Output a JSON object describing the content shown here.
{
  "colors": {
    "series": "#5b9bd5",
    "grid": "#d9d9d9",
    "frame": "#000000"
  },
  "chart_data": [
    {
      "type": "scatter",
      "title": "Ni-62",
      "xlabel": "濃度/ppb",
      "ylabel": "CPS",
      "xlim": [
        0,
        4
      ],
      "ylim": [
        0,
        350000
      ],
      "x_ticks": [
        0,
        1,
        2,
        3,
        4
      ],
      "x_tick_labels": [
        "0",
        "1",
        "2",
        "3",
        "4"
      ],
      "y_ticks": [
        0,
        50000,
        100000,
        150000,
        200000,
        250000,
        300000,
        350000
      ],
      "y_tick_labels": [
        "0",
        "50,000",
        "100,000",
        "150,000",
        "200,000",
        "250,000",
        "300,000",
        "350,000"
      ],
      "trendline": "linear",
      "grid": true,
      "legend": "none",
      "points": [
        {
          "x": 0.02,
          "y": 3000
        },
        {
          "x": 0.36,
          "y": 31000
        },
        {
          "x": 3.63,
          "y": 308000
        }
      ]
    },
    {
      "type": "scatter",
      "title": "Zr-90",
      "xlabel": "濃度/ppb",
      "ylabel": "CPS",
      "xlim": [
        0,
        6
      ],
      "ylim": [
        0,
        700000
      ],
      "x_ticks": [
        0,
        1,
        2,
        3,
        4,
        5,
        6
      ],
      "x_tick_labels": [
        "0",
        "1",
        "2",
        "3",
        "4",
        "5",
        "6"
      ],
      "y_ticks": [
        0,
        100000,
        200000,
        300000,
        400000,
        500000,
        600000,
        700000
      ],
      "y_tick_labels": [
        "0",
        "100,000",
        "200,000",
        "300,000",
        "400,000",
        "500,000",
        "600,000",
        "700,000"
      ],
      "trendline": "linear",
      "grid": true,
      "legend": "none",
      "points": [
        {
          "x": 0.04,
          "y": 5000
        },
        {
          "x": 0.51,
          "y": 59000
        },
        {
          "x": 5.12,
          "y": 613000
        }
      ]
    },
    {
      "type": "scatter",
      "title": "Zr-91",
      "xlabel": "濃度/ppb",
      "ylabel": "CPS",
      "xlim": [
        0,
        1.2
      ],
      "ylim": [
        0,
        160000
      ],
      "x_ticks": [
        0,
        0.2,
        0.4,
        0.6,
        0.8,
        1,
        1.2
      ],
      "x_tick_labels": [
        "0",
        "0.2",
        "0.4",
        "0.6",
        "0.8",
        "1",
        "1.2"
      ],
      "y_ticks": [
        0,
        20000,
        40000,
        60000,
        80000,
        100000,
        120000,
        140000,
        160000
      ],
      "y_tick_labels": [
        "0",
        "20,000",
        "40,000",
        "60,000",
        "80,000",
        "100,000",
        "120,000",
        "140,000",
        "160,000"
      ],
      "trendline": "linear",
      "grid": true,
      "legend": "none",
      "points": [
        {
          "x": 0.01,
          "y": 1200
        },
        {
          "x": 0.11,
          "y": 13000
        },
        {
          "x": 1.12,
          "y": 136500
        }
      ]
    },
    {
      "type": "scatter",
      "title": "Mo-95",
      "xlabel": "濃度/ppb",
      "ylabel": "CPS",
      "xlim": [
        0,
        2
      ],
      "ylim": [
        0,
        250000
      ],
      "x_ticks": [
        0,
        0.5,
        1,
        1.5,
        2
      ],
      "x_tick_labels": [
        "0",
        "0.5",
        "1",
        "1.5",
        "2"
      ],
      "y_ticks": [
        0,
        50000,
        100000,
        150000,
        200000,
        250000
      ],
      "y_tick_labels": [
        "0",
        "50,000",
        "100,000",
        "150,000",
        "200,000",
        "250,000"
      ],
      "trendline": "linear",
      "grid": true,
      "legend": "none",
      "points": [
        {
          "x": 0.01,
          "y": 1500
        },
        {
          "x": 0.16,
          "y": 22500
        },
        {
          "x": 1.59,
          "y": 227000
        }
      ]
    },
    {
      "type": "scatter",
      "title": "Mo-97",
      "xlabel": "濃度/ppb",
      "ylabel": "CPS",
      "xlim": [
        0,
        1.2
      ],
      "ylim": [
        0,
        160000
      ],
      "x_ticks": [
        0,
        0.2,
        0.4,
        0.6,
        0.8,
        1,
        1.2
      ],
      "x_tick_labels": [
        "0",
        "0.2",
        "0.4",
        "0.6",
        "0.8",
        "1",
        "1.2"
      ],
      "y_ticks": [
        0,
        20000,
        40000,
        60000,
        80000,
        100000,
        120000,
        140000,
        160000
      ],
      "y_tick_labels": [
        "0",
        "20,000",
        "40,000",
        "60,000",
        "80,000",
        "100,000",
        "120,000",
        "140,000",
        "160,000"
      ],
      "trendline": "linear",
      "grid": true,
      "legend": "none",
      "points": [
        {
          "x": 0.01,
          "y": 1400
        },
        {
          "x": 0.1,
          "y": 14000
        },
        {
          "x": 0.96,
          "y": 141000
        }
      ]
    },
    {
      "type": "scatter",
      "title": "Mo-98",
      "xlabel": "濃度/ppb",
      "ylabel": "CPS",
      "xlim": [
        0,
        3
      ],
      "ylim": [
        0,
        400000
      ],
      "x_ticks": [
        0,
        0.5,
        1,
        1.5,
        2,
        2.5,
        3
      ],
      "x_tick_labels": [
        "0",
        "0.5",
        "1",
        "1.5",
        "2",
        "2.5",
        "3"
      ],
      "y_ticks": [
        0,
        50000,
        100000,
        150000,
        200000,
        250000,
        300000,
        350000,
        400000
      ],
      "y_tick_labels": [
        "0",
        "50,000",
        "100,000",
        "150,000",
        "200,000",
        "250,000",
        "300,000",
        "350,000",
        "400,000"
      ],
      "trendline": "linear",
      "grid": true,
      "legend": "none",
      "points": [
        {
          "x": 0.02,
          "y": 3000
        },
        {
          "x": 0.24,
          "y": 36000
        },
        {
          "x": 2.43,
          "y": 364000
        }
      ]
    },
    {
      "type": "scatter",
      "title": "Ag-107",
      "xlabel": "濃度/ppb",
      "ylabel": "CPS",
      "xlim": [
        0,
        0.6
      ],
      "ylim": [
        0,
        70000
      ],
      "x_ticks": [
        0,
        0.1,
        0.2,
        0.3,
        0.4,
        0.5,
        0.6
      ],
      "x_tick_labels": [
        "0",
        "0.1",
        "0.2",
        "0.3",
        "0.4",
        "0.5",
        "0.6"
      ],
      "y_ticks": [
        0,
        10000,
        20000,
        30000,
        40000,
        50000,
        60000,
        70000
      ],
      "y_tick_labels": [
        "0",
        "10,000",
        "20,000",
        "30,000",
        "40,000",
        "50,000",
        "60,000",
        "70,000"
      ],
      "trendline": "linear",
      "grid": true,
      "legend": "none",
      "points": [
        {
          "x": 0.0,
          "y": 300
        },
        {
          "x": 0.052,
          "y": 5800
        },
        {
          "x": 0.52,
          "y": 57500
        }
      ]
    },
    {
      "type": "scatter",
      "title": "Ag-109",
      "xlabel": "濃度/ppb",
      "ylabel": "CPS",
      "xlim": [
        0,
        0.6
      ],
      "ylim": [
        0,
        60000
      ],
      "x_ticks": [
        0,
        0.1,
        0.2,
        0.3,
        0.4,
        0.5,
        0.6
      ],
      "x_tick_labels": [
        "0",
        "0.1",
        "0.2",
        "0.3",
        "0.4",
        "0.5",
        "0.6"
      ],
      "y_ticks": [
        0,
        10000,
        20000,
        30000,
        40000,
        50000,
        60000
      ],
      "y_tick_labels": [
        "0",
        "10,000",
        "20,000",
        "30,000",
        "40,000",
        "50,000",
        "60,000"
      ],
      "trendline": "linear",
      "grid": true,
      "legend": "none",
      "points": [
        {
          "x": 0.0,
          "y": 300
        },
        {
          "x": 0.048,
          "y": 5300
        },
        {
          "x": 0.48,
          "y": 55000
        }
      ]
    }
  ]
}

[Given task]: Where a line above holds the string "title", show that line.

[Complete output]:
      "title": "Ni-62",
      "title": "Zr-90",
      "title": "Zr-91",
      "title": "Mo-95",
      "title": "Mo-97",
      "title": "Mo-98",
      "title": "Ag-107",
      "title": "Ag-109",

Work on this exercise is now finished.